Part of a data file
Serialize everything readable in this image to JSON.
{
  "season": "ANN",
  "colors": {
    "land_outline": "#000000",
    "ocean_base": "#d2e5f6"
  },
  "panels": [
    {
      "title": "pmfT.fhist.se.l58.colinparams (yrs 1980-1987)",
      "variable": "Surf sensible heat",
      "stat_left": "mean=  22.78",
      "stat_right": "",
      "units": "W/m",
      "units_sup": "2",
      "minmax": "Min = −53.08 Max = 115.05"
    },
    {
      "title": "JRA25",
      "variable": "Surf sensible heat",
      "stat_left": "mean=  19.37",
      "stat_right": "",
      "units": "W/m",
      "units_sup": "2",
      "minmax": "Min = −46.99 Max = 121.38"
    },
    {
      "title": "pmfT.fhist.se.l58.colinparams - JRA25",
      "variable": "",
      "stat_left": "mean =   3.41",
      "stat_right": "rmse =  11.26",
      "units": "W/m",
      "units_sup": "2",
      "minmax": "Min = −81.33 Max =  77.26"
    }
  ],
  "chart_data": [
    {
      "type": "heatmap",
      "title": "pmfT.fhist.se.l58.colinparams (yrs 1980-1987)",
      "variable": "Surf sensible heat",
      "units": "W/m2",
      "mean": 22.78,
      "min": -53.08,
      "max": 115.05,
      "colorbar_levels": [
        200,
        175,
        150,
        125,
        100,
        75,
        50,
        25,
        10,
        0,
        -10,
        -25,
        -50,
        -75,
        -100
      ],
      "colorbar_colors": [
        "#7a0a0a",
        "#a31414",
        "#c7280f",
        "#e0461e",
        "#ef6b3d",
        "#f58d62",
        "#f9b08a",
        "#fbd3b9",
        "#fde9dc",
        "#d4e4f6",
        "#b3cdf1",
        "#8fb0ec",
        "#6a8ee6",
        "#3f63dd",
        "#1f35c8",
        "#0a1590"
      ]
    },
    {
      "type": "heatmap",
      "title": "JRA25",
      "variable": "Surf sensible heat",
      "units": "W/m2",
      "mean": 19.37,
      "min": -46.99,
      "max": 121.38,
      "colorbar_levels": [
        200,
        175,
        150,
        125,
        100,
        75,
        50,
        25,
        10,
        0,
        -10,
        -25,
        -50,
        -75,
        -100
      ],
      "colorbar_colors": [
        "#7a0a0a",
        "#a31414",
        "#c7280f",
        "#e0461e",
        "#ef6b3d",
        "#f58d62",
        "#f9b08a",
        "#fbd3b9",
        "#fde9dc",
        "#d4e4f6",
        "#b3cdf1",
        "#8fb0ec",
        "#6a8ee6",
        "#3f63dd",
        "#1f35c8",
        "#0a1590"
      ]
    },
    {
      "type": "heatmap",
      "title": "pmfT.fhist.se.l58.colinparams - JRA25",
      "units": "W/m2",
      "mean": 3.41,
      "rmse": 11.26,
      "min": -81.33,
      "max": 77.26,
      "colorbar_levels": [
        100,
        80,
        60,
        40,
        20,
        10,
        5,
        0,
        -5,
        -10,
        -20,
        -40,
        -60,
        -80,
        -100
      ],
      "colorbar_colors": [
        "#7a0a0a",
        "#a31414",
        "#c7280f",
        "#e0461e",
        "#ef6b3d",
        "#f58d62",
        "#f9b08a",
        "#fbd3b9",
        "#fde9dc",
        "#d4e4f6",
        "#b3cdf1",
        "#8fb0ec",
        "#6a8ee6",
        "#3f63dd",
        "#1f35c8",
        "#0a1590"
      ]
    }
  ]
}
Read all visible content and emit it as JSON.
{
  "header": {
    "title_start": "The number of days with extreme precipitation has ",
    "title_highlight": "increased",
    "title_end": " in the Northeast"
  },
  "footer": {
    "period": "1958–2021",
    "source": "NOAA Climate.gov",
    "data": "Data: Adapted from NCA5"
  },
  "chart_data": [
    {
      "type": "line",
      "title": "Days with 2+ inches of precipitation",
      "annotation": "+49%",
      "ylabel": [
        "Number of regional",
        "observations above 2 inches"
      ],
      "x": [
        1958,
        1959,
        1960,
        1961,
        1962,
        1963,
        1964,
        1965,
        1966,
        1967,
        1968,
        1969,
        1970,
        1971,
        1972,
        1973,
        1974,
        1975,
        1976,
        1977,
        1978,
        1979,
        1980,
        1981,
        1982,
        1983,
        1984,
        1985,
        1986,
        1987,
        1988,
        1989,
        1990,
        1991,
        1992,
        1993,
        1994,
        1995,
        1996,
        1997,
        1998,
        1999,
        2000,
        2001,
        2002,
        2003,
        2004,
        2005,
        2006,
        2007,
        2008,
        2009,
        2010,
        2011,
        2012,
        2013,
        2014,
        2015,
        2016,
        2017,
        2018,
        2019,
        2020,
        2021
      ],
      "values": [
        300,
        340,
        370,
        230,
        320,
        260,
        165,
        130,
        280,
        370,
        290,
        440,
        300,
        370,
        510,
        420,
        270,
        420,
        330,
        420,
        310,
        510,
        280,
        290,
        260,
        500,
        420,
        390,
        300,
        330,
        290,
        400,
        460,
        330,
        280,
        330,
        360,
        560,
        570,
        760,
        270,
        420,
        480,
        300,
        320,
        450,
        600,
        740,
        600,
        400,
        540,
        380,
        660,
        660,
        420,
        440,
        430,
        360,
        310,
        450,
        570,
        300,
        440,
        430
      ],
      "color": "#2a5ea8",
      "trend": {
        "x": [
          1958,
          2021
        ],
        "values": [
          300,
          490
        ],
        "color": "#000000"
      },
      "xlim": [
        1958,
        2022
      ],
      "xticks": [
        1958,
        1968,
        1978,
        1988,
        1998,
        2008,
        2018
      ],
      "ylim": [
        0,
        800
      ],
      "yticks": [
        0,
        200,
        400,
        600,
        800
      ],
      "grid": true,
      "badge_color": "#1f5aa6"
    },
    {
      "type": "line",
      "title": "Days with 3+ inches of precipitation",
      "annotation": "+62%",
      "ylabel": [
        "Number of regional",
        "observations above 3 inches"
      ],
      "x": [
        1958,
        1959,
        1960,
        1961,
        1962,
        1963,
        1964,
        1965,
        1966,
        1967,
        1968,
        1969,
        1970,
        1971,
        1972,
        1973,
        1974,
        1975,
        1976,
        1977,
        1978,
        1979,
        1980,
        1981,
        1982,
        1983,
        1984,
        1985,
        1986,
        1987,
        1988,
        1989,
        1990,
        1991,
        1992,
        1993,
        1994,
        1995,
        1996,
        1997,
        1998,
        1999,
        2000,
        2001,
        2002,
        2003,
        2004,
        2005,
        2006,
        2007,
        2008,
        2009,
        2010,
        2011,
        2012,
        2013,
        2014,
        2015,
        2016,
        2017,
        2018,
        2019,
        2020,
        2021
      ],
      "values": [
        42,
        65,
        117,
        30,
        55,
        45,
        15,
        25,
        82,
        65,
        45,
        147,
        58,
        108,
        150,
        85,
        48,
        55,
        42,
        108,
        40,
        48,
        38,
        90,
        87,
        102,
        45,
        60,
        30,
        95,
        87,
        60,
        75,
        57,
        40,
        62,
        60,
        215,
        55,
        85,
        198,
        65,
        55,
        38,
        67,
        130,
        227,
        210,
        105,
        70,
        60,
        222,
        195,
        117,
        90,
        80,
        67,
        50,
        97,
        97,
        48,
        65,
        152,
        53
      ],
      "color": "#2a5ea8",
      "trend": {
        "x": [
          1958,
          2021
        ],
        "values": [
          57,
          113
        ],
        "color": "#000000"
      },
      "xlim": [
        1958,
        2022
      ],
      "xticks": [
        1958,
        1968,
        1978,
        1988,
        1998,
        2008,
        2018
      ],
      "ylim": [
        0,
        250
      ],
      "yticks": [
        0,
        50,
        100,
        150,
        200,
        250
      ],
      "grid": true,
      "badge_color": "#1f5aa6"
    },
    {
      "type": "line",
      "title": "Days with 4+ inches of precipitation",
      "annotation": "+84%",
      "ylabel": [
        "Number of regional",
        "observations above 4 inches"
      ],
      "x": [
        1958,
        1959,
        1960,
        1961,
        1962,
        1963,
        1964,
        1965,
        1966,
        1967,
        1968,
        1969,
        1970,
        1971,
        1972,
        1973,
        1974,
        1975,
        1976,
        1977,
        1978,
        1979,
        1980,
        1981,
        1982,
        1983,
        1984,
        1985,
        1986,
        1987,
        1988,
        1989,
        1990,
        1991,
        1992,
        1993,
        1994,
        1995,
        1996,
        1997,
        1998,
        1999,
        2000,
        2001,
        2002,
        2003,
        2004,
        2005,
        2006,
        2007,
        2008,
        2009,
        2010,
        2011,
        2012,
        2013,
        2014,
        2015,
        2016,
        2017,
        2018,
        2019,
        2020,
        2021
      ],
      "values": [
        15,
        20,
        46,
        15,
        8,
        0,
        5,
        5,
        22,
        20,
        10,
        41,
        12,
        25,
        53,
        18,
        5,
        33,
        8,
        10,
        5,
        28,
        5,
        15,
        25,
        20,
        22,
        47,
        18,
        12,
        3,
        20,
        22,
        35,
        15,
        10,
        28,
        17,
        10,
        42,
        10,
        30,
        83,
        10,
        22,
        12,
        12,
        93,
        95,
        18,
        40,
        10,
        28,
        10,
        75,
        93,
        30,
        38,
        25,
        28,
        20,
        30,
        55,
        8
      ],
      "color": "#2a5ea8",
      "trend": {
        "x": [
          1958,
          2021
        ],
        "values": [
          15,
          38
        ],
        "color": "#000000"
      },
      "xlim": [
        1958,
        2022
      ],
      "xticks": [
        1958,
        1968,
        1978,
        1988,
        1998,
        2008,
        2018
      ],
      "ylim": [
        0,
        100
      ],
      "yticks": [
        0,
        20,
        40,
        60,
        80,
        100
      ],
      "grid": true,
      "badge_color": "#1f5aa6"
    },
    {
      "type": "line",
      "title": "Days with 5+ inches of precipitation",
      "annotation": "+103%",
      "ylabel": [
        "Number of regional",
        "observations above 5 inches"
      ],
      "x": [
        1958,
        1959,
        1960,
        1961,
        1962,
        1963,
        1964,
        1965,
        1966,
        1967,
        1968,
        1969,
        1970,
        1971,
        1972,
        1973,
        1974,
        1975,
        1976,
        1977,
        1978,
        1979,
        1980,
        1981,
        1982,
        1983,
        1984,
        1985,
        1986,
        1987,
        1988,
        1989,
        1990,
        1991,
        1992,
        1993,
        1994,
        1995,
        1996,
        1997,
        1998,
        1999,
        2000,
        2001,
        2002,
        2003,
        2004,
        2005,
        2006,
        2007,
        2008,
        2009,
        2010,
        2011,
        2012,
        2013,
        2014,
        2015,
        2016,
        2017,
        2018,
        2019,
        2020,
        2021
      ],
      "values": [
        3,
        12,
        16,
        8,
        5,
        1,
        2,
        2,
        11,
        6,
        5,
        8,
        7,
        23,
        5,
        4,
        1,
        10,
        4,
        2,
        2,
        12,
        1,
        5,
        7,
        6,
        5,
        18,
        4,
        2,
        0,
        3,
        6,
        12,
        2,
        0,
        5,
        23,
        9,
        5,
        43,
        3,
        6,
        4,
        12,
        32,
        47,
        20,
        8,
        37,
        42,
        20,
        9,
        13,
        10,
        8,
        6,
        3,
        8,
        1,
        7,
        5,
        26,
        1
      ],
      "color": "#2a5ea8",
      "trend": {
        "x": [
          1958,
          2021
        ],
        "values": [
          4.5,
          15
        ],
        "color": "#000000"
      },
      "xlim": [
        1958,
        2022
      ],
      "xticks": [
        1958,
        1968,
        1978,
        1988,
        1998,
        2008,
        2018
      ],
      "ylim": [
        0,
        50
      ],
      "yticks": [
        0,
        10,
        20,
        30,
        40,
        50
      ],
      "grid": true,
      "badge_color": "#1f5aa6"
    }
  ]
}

* _Exercise instructions_
Your answer should be a single number: the count of lines in the data that include the word "with".

* _Exercise output_
5